## Problem description
Copy out the whole listing exactly as written, leaving the pictures behind.

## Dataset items
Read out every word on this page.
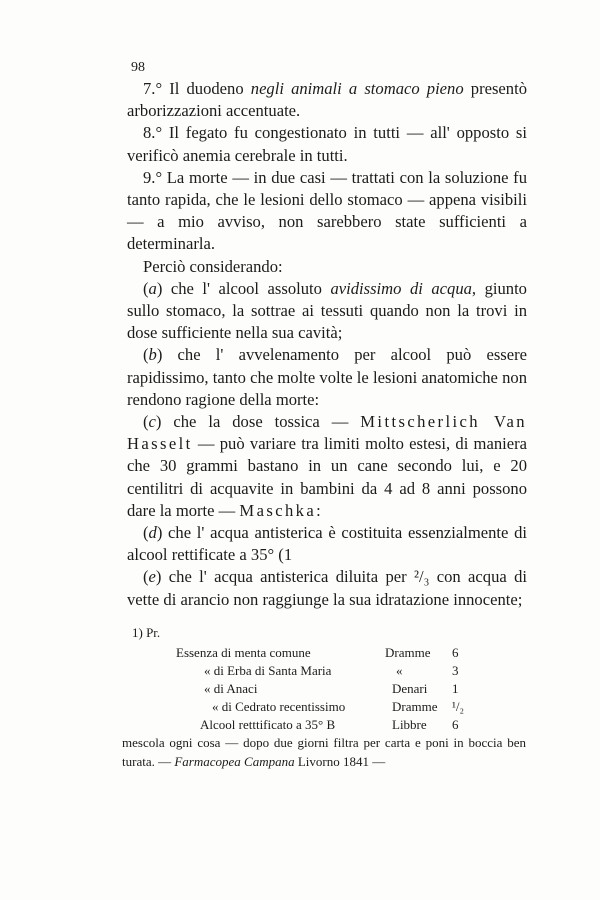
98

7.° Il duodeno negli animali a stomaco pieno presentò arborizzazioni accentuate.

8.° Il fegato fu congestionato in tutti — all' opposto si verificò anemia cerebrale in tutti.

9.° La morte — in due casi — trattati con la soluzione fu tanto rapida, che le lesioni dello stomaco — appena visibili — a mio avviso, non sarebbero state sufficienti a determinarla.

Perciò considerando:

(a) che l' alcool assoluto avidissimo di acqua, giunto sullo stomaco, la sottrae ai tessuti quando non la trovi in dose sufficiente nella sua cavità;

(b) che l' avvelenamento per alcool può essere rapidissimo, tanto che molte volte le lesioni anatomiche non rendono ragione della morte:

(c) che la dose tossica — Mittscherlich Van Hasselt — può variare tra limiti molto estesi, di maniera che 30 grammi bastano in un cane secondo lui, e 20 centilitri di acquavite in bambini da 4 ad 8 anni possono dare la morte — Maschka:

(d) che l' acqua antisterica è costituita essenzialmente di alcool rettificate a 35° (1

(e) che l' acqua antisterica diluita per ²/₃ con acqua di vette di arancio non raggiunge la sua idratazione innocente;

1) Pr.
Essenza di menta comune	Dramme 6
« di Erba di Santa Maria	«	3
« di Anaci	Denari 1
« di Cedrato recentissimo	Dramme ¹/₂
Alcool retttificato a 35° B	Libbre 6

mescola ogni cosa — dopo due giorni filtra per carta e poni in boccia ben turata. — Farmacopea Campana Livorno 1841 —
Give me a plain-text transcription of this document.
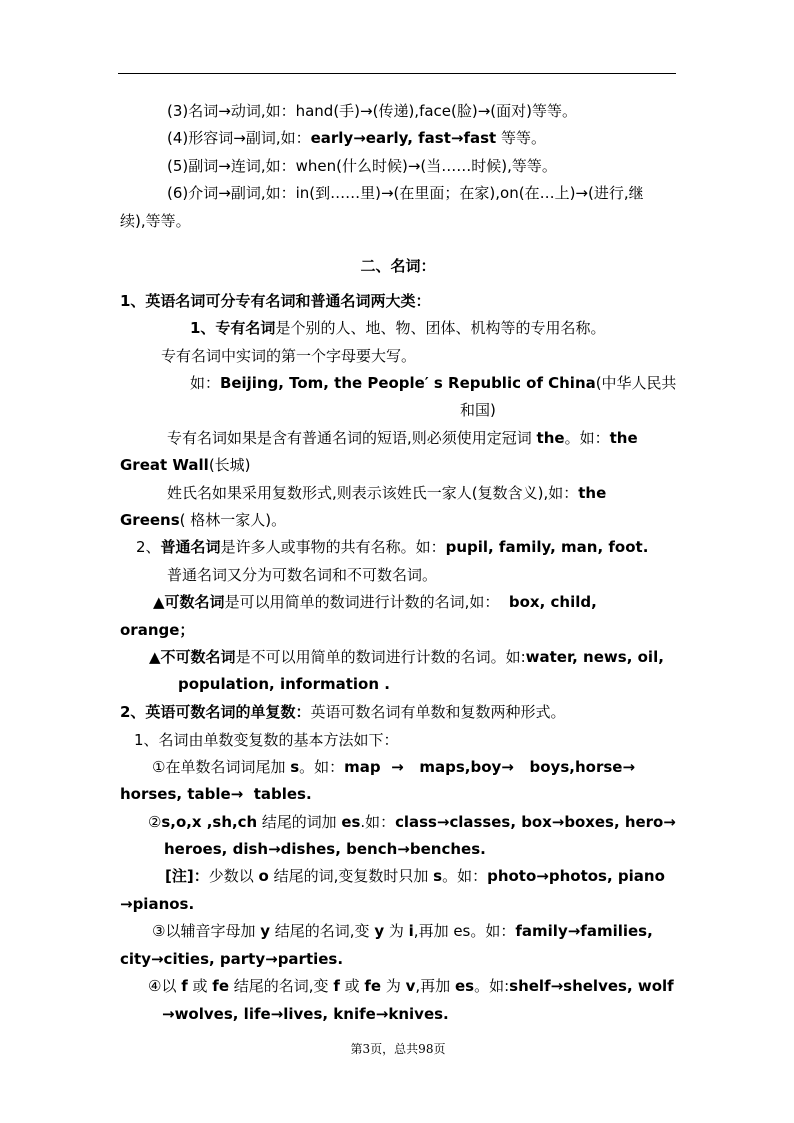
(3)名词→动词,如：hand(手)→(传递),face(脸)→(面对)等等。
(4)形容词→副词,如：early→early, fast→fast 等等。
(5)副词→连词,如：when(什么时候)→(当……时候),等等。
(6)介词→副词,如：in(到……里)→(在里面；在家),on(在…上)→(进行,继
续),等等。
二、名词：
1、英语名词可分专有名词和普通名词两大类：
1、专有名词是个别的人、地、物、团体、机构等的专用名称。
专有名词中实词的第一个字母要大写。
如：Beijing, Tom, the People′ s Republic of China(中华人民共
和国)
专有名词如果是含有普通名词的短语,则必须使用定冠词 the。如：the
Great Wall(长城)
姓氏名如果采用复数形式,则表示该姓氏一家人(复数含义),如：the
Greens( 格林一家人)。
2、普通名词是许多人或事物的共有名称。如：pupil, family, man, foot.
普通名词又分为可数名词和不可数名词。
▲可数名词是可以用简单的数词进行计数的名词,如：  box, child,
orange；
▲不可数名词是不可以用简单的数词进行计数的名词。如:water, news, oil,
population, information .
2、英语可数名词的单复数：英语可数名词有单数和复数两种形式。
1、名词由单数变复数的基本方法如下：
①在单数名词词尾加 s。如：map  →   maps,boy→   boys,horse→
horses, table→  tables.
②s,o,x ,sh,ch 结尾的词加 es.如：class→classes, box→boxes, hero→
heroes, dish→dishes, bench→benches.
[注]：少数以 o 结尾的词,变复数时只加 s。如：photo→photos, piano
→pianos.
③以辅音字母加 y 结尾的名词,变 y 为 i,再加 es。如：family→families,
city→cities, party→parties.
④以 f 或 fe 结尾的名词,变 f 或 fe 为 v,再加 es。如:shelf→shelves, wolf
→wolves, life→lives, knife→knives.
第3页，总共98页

## Task output
Read out every word on this page.
98

7.° Il duodeno negli animali a stomaco pieno presentò arborizzazioni accentuate.

8.° Il fegato fu congestionato in tutti — all' opposto si verificò anemia cerebrale in tutti.

9.° La morte — in due casi — trattati con la soluzione fu tanto rapida, che le lesioni dello stomaco — appena visibili — a mio avviso, non sarebbero state sufficienti a determinarla.

Perciò considerando:

(a) che l' alcool assoluto avidissimo di acqua, giunto sullo stomaco, la sottrae ai tessuti quando non la trovi in dose sufficiente nella sua cavità;

(b) che l' avvelenamento per alcool può essere rapidissimo, tanto che molte volte le lesioni anatomiche non rendono ragione della morte:

(c) che la dose tossica — Mittscherlich Van Hasselt — può variare tra limiti molto estesi, di maniera che 30 grammi bastano in un cane secondo lui, e 20 centilitri di acquavite in bambini da 4 ad 8 anni possono dare la morte — Maschka:

(d) che l' acqua antisterica è costituita essenzialmente di alcool rettificate a 35° (1

(e) che l' acqua antisterica diluita per ²/₃ con acqua di vette di arancio non raggiunge la sua idratazione innocente;

1) Pr.
Essenza di menta comune	Dramme 6
« di Erba di Santa Maria	«	3
« di Anaci	Denari 1
« di Cedrato recentissimo	Dramme ¹/₂
Alcool retttificato a 35° B	Libbre 6

mescola ogni cosa — dopo due giorni filtra per carta e poni in boccia ben turata. — Farmacopea Campana Livorno 1841 —
Give me a plain-text transcription of this document.
(3)名词→动词,如：hand(手)→(传递),face(脸)→(面对)等等。
(4)形容词→副词,如：early→early, fast→fast 等等。
(5)副词→连词,如：when(什么时候)→(当……时候),等等。
(6)介词→副词,如：in(到……里)→(在里面；在家),on(在…上)→(进行,继
续),等等。
二、名词：
1、英语名词可分专有名词和普通名词两大类：
1、专有名词是个别的人、地、物、团体、机构等的专用名称。
专有名词中实词的第一个字母要大写。
如：Beijing, Tom, the People′ s Republic of China(中华人民共
和国)
专有名词如果是含有普通名词的短语,则必须使用定冠词 the。如：the
Great Wall(长城)
姓氏名如果采用复数形式,则表示该姓氏一家人(复数含义),如：the
Greens( 格林一家人)。
2、普通名词是许多人或事物的共有名称。如：pupil, family, man, foot.
普通名词又分为可数名词和不可数名词。
▲可数名词是可以用简单的数词进行计数的名词,如：  box, child,
orange；
▲不可数名词是不可以用简单的数词进行计数的名词。如:water, news, oil,
population, information .
2、英语可数名词的单复数：英语可数名词有单数和复数两种形式。
1、名词由单数变复数的基本方法如下：
①在单数名词词尾加 s。如：map  →   maps,boy→   boys,horse→
horses, table→  tables.
②s,o,x ,sh,ch 结尾的词加 es.如：class→classes, box→boxes, hero→
heroes, dish→dishes, bench→benches.
[注]：少数以 o 结尾的词,变复数时只加 s。如：photo→photos, piano
→pianos.
③以辅音字母加 y 结尾的名词,变 y 为 i,再加 es。如：family→families,
city→cities, party→parties.
④以 f 或 fe 结尾的名词,变 f 或 fe 为 v,再加 es。如:shelf→shelves, wolf
→wolves, life→lives, knife→knives.
第3页，总共98页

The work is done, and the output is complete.